**Source material:**

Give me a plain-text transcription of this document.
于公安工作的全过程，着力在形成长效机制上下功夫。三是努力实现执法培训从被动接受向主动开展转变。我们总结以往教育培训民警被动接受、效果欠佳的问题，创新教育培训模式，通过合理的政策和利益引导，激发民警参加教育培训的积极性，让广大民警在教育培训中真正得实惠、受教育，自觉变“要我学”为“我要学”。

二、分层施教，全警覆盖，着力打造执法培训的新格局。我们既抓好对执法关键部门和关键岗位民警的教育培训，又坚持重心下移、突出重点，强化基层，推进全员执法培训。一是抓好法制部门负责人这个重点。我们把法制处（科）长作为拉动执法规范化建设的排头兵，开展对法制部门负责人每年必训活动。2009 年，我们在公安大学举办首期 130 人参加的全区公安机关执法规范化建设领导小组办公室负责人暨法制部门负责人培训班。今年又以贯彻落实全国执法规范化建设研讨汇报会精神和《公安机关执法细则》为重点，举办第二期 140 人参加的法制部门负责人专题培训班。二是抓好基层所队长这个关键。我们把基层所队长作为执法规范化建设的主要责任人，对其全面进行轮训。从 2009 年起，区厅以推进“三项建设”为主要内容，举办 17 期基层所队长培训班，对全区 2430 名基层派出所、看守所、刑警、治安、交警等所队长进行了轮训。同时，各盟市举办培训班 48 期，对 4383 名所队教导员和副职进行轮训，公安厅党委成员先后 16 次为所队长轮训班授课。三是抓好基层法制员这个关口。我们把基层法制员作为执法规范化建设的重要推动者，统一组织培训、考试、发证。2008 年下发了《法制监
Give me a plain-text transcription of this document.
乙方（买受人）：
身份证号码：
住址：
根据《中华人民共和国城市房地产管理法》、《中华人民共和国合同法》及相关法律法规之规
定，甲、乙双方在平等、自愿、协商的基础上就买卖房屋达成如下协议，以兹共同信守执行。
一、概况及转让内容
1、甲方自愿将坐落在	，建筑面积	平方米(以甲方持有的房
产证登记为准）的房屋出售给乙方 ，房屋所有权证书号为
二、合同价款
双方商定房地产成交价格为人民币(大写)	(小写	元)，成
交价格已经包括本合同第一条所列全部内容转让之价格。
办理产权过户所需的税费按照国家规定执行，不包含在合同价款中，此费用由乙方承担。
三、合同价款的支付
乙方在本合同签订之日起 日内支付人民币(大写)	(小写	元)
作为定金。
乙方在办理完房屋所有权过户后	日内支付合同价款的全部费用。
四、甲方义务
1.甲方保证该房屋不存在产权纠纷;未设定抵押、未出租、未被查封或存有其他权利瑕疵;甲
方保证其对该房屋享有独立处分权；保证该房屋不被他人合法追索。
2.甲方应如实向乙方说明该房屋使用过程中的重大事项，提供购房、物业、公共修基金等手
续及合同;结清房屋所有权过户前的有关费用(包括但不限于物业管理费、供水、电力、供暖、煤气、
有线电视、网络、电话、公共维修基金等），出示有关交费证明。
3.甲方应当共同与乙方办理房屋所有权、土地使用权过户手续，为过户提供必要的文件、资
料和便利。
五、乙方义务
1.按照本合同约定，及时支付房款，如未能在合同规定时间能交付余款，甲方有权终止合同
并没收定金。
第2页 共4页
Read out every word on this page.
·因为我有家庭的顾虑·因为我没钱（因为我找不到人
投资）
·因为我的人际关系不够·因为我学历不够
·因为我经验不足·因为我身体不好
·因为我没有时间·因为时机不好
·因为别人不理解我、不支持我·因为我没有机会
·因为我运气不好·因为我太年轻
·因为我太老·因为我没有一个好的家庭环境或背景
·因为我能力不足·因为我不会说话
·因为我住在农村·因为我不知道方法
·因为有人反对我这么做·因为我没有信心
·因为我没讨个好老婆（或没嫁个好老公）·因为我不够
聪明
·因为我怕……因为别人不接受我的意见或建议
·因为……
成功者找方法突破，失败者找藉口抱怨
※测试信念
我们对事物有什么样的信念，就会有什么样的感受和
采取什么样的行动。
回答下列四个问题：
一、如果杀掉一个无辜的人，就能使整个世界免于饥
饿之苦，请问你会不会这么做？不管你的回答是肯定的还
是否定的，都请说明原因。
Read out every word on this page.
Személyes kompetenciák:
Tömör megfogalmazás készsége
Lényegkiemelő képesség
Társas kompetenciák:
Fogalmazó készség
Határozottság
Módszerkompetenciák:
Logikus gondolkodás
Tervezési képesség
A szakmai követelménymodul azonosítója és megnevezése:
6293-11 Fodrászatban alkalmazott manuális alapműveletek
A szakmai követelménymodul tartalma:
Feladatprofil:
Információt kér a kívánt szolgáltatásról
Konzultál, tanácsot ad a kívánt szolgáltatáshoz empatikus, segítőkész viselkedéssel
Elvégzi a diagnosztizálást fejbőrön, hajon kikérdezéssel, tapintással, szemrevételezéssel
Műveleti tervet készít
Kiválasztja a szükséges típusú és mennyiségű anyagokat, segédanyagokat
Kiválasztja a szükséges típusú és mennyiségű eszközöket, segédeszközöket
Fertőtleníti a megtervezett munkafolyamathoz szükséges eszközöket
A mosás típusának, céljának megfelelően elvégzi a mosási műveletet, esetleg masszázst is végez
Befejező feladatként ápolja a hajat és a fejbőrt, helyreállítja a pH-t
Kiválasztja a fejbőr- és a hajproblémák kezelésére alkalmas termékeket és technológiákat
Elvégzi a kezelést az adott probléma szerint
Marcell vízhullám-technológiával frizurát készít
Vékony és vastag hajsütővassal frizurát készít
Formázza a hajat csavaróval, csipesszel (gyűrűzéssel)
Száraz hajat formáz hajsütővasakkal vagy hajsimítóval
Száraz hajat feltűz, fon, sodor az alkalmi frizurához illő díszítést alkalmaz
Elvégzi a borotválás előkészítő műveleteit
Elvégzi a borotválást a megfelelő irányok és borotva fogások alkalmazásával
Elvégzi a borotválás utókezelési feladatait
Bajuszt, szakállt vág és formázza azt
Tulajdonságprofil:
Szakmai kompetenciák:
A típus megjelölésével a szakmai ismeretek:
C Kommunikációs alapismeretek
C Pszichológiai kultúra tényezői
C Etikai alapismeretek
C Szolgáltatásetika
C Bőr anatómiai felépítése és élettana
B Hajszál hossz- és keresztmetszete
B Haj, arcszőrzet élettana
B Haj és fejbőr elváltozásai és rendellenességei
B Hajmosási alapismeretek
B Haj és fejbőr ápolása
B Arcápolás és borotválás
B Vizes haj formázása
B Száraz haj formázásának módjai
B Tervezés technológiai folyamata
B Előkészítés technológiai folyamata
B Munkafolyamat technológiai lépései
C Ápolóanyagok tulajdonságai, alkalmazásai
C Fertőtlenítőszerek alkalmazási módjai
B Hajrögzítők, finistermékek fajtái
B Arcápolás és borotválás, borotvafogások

**Short task:** Tell how many lines of the material above hold "technológiai", answering with a bare number.

**Complete output:** 3